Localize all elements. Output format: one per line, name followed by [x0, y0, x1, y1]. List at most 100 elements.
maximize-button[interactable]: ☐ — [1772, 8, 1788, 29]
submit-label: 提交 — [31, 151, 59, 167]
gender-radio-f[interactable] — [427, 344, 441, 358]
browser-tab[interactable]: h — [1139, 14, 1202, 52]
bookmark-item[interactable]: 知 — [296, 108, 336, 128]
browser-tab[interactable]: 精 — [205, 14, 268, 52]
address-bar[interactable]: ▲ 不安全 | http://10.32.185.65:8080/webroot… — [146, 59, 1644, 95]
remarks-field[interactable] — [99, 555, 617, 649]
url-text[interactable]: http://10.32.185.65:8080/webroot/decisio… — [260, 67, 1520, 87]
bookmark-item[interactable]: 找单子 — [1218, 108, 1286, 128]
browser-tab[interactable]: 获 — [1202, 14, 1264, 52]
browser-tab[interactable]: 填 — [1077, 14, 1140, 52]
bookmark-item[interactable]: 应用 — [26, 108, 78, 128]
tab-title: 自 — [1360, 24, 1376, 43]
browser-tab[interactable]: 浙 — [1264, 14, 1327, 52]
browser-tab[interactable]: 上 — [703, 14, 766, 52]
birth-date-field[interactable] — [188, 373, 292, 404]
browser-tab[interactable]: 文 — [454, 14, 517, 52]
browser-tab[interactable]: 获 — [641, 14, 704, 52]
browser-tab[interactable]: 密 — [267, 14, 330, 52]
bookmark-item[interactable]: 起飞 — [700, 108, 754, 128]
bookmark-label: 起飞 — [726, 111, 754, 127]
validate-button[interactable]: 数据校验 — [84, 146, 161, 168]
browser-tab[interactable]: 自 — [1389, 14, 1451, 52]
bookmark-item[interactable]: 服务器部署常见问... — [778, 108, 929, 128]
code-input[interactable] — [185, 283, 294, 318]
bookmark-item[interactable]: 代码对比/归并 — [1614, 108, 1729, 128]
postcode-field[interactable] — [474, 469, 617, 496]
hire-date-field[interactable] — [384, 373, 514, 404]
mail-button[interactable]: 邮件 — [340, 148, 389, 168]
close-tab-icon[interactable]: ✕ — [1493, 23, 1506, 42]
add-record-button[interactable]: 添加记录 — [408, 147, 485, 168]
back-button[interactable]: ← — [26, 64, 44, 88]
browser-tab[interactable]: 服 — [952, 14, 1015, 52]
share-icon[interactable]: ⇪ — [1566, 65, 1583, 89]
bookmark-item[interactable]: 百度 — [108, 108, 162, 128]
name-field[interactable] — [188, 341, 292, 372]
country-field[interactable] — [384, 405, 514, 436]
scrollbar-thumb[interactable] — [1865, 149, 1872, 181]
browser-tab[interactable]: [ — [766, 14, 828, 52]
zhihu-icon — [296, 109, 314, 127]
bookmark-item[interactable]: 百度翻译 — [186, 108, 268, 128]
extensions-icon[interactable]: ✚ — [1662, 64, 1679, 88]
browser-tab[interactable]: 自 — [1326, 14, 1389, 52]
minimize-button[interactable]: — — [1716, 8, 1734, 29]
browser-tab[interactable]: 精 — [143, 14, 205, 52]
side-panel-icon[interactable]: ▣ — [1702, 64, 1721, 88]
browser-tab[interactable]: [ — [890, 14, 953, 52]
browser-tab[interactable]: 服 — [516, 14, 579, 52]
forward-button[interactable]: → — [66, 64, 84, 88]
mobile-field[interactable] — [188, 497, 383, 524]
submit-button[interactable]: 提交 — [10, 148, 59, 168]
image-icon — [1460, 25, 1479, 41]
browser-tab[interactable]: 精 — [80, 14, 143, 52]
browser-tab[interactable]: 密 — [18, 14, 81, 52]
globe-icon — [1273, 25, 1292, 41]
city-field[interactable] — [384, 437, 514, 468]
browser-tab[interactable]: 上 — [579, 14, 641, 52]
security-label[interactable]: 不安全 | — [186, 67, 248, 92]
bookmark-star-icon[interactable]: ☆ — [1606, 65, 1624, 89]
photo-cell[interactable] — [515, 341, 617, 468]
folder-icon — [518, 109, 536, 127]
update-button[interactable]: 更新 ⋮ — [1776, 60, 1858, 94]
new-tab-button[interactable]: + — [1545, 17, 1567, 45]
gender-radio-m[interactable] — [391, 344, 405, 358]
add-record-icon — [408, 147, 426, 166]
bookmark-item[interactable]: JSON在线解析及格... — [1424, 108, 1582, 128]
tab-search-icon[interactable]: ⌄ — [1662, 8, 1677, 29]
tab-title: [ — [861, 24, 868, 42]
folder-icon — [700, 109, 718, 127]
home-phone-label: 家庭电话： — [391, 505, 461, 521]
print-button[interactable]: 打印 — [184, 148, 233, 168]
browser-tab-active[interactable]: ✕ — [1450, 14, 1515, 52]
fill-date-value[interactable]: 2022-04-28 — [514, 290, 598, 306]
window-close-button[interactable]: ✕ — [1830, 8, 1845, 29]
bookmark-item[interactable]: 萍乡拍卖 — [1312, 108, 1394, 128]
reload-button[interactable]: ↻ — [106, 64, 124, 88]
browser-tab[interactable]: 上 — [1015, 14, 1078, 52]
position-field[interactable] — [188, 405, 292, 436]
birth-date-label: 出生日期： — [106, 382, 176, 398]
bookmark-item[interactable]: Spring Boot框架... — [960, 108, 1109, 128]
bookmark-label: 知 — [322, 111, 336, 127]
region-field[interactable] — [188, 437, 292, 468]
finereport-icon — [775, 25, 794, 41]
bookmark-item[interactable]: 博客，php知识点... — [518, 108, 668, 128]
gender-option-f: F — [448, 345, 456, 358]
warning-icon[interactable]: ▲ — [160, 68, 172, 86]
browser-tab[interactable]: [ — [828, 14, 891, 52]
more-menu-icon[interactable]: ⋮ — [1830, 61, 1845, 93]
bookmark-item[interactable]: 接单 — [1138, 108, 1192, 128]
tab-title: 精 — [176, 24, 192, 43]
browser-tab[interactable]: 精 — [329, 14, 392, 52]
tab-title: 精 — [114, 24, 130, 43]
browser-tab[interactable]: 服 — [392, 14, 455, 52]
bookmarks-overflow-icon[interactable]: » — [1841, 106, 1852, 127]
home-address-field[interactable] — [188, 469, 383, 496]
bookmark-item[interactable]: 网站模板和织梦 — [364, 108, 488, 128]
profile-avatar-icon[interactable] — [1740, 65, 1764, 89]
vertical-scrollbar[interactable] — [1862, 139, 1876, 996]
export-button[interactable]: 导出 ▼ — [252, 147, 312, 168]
□ □ □ □
WRITTEN TASK:
Count the lines in the items above that contain the string "name", and reply with that number alone.

COMPLETED EXERCISE:
2